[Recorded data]
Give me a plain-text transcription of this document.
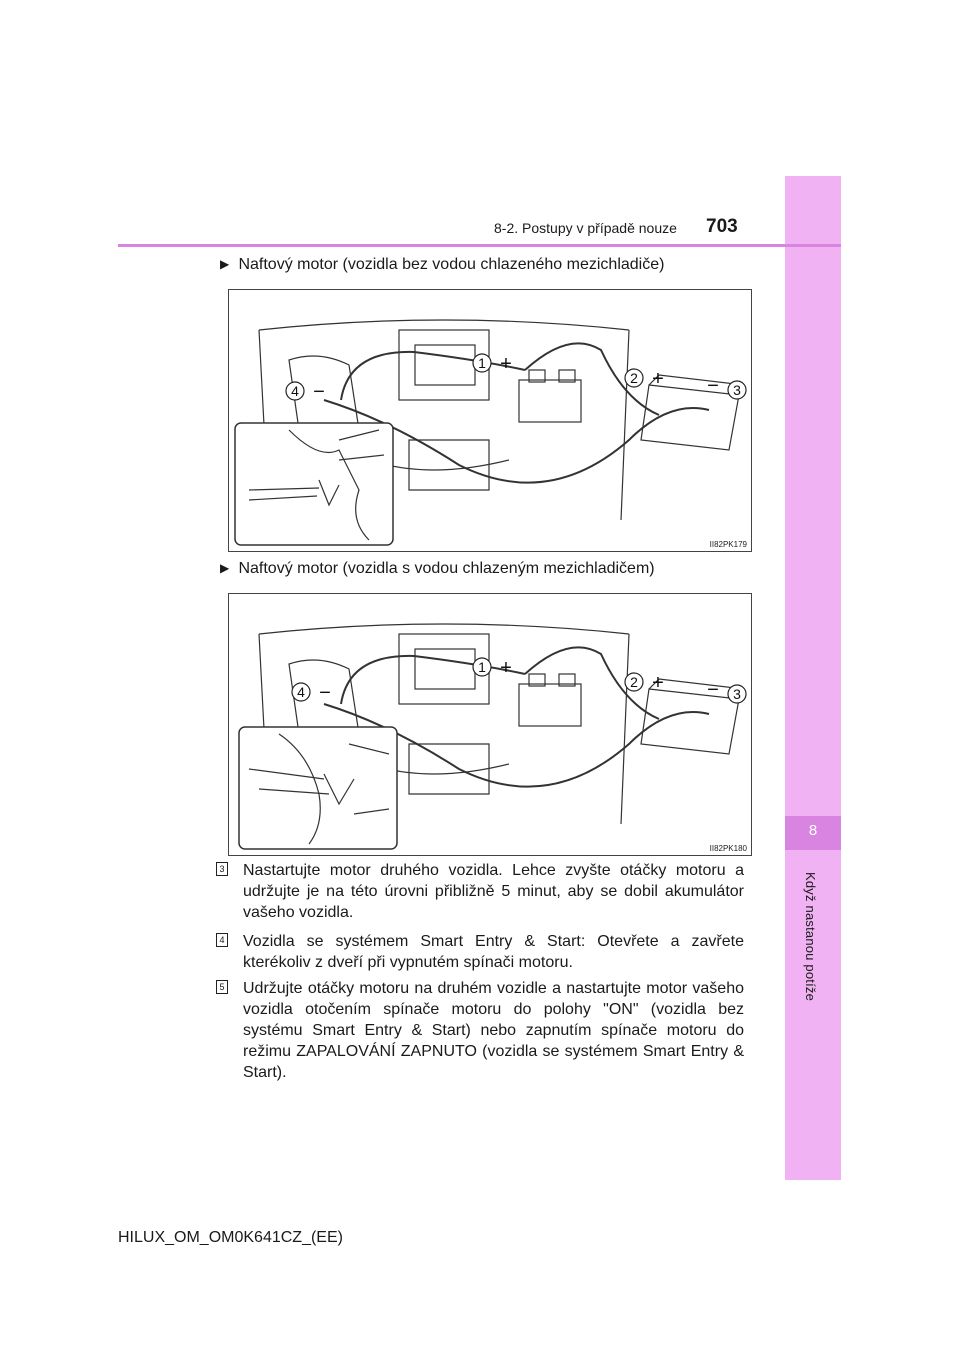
8
Když nastanou potíže
8-2. Postupy v případě nouze 703
▶ Naftový motor (vozidla bez vodou chlazeného mezichladiče)
1
2
3
4
+
+ −
−
II82PK179
▶ Naftový motor (vozidla s vodou chlazeným mezichladičem)
1
2
3
4
+
+ −
−
II82PK180
3 Nastartujte motor druhého vozidla. Lehce zvyšte otáčky motoru a udržujte je na této úrovni přibližně 5 minut, aby se dobil akumulátor vašeho vozidla.
4 Vozidla se systémem Smart Entry & Start: Otevřete a zavřete kterékoliv z dveří při vypnutém spínači motoru.
5 Udržujte otáčky motoru na druhém vozidle a nastartujte motor vašeho vozidla otočením spínače motoru do polohy "ON" (vozidla bez systému Smart Entry & Start) nebo zapnutím spínače motoru do režimu ZAPALOVÁNÍ ZAPNUTO (vozidla se systémem Smart Entry & Start).
HILUX_OM_OM0K641CZ_(EE)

Exercise task:
Skip every picture and transcribe the data above exactly.

Task answer:
Give me a plain-text transcription of this document.
8
Když nastanou potíže
8-2. Postupy v případě nouze 703
▶ Naftový motor (vozidla bez vodou chlazeného mezichladiče)
1
2
3
4
+
+ −
−
II82PK179
▶ Naftový motor (vozidla s vodou chlazeným mezichladičem)
1
2
3
4
+
+ −
−
II82PK180
3 Nastartujte motor druhého vozidla. Lehce zvyšte otáčky motoru a udržujte je na této úrovni přibližně 5 minut, aby se dobil akumulátor vašeho vozidla.
4 Vozidla se systémem Smart Entry & Start: Otevřete a zavřete kterékoliv z dveří při vypnutém spínači motoru.
5 Udržujte otáčky motoru na druhém vozidle a nastartujte motor vašeho vozidla otočením spínače motoru do polohy "ON" (vozidla bez systému Smart Entry & Start) nebo zapnutím spínače motoru do režimu ZAPALOVÁNÍ ZAPNUTO (vozidla se systémem Smart Entry & Start).
HILUX_OM_OM0K641CZ_(EE)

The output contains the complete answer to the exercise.